==== DATASET ====

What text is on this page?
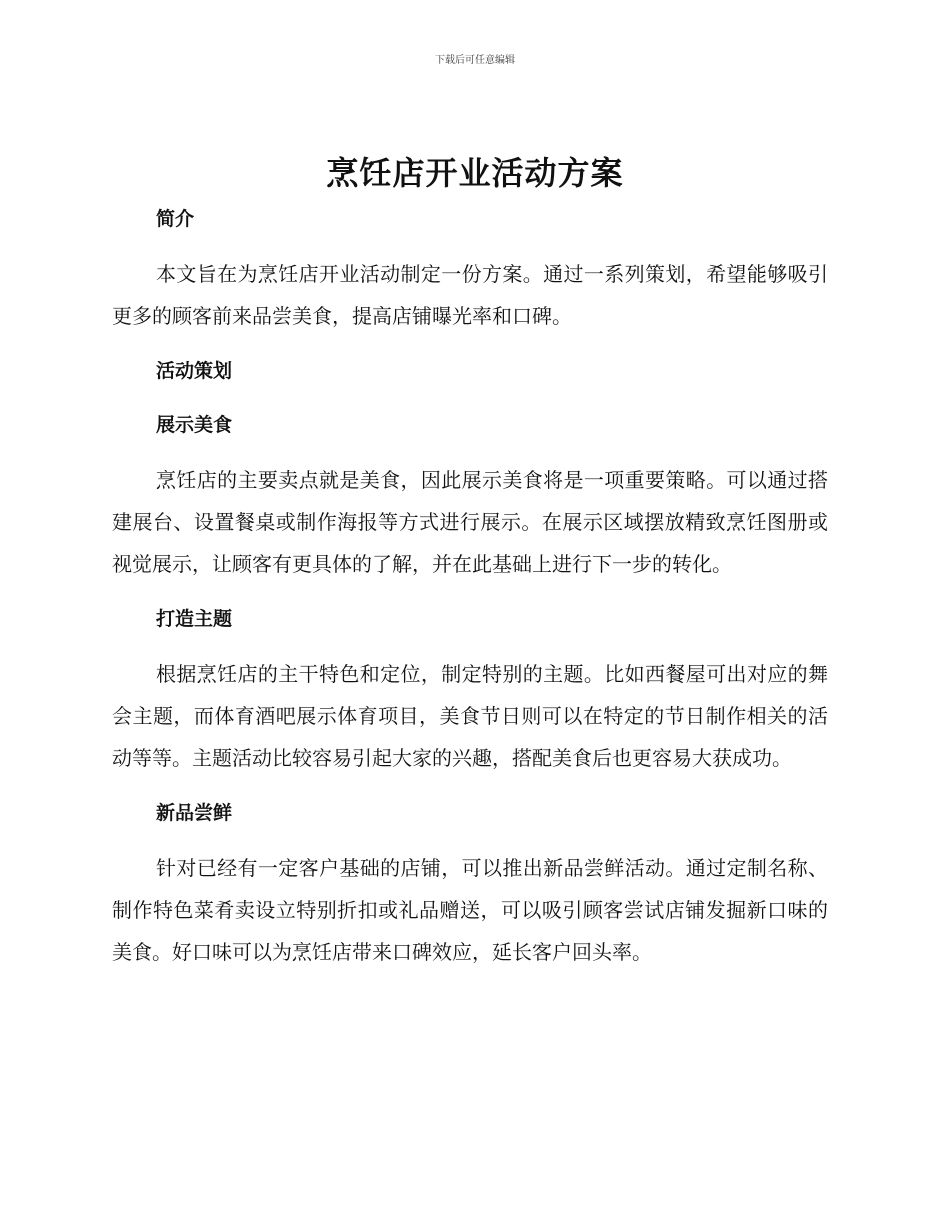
下载后可任意编辑
烹饪店开业活动方案
简介

本文旨在为烹饪店开业活动制定一份方案。通过一系列策划，希望能够吸引更多的顾客前来品尝美食，提高店铺曝光率和口碑。

活动策划
展示美食

烹饪店的主要卖点就是美食，因此展示美食将是一项重要策略。可以通过搭建展台、设置餐桌或制作海报等方式进行展示。在展示区域摆放精致烹饪图册或视觉展示，让顾客有更具体的了解，并在此基础上进行下一步的转化。

打造主题

根据烹饪店的主干特色和定位，制定特别的主题。比如西餐屋可出对应的舞会主题，而体育酒吧展示体育项目，美食节日则可以在特定的节日制作相关的活动等等。主题活动比较容易引起大家的兴趣，搭配美食后也更容易大获成功。

新品尝鲜

针对已经有一定客户基础的店铺，可以推出新品尝鲜活动。通过定制名称、制作特色菜肴卖设立特别折扣或礼品赠送，可以吸引顾客尝试店铺发掘新口味的美食。好口味可以为烹饪店带来口碑效应，延长客户回头率。
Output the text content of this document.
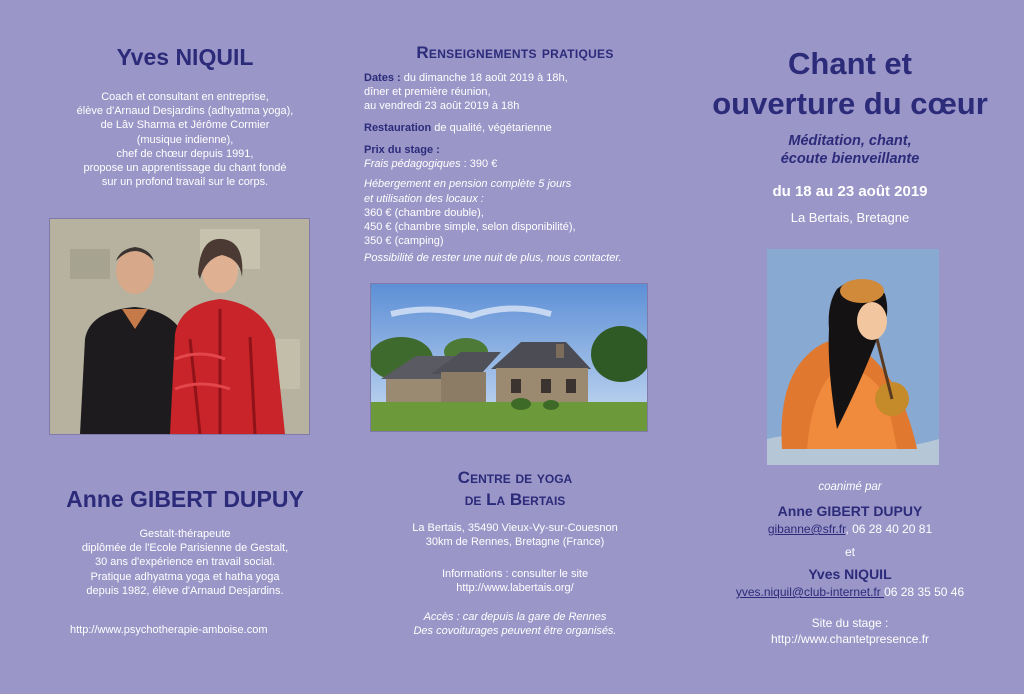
Yves NIQUIL
Coach et consultant en entreprise,
élève d'Arnaud Desjardins (adhyatma yoga),
de Lâv Sharma et Jérôme Cormier
(musique indienne),
chef de chœur depuis 1991,
propose un apprentissage du chant fondé
sur un profond travail sur le corps.
Anne GIBERT DUPUY
Gestalt-thérapeute
diplômée de l'Ecole Parisienne de Gestalt,
30 ans d'expérience en travail social.
Pratique adhyatma yoga et hatha yoga
depuis 1982, élève d'Arnaud Desjardins.
http://www.psychotherapie-amboise.com
Renseignements pratiques
Dates : du dimanche 18 août 2019 à 18h,
dîner et première réunion,
au vendredi 23 août 2019 à 18h
Restauration de qualité, végétarienne
Prix du stage :
Frais pédagogiques : 390 €
Hébergement en pension complète 5 jours
et utilisation des locaux :
360 € (chambre double),
450 € (chambre simple, selon disponibilité),
350 € (camping)
Possibilité de rester une nuit de plus, nous contacter.
Centre de yoga
de La Bertais
La Bertais, 35490 Vieux-Vy-sur-Couesnon
30km de Rennes, Bretagne (France)
Informations : consulter le site
http://www.labertais.org/
Accès : car depuis la gare de Rennes
Des covoiturages peuvent être organisés.
Chant et
ouverture du cœur
Méditation, chant,
écoute bienveillante
du 18 au 23 août 2019
La Bertais, Bretagne
coanimé par
Anne GIBERT DUPUY
gibanne@sfr.fr, 06 28 40 20 81
et
Yves NIQUIL
yves.niquil@club-internet.fr 06 28 35 50 46
Site du stage :
http://www.chantetpresence.fr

====

SET EXERCISE. Write out every line from the entries where "Bretagne" appears.

ANSWER IN FULL.
30km de Rennes, Bretagne (France)
La Bertais, Bretagne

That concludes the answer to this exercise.